— BEGIN Recorded information —
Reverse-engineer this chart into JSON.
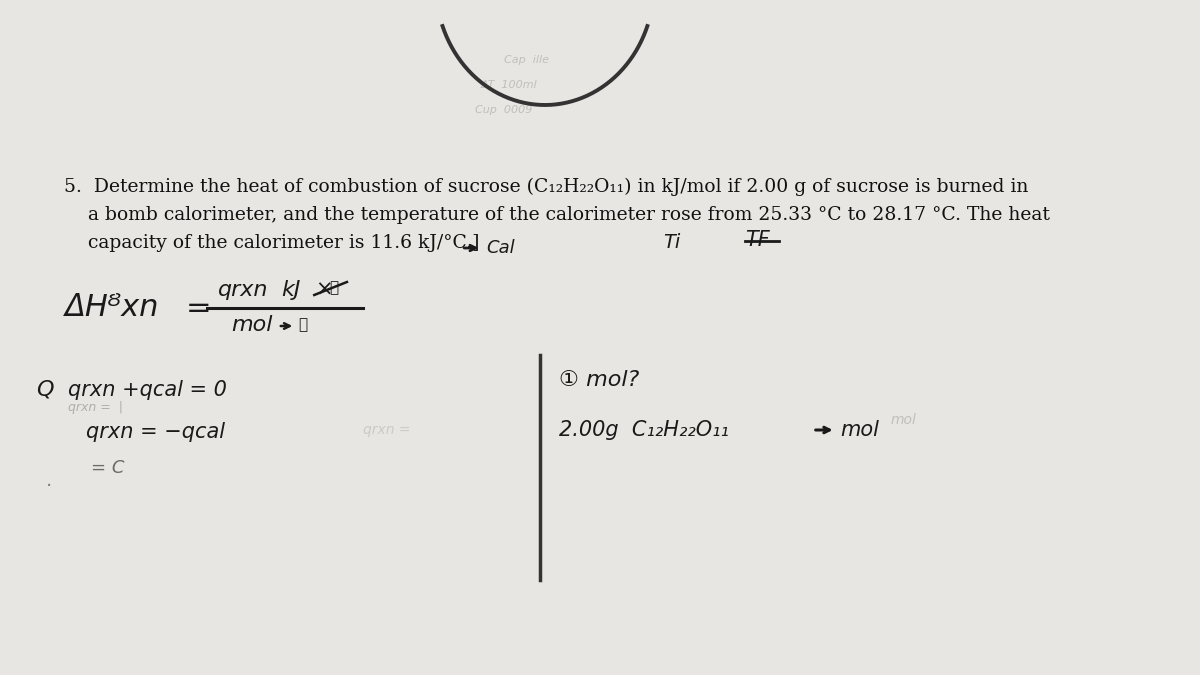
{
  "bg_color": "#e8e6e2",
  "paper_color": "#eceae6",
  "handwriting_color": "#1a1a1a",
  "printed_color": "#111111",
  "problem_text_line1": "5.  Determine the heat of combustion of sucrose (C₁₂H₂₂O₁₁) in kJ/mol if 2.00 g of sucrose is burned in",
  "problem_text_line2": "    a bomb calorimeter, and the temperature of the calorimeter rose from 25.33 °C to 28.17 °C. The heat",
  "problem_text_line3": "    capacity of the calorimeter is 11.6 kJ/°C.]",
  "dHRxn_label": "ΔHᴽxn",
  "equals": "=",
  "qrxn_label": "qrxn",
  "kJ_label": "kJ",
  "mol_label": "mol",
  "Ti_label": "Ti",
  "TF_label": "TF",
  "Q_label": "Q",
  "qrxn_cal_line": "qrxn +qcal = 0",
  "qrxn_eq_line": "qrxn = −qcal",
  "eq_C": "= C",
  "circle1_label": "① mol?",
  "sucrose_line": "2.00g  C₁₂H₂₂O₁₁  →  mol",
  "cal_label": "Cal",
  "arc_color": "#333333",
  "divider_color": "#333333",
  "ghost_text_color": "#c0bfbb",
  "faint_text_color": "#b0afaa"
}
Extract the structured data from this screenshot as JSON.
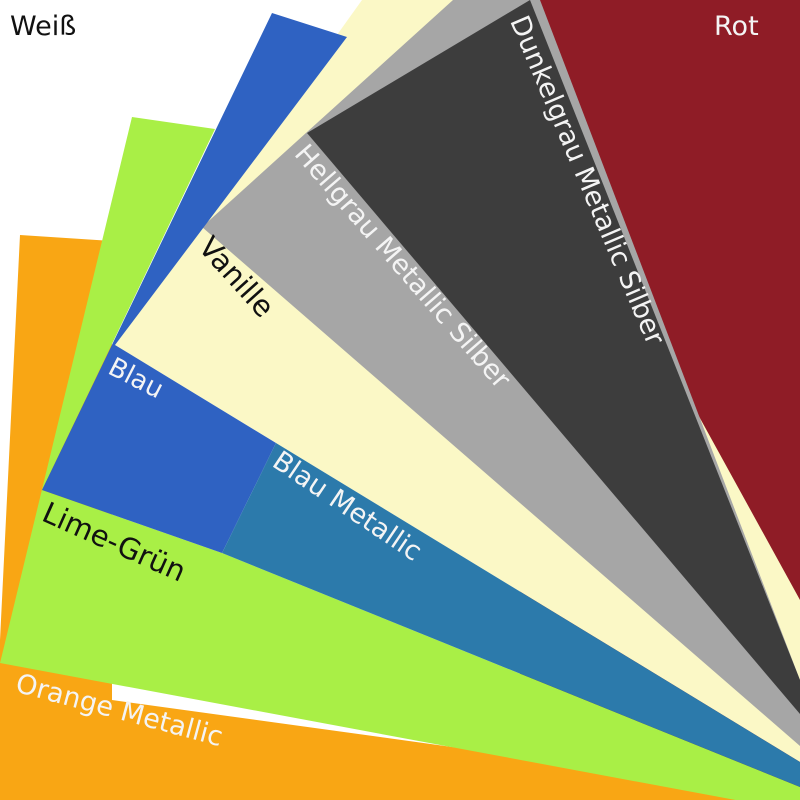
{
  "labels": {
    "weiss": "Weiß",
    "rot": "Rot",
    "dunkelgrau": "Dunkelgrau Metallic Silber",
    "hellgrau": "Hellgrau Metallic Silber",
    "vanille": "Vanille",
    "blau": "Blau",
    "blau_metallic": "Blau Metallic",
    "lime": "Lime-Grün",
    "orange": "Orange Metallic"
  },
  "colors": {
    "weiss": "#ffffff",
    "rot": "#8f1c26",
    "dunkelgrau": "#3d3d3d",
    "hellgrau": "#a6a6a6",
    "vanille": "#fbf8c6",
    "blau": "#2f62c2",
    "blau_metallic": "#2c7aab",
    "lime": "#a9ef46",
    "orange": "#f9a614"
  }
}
— END Recorded information —
Select every line above that contains the word "hellgrau", and copy it.

    "hellgrau": "Hellgrau Metallic Silber",
    "hellgrau": "#a6a6a6",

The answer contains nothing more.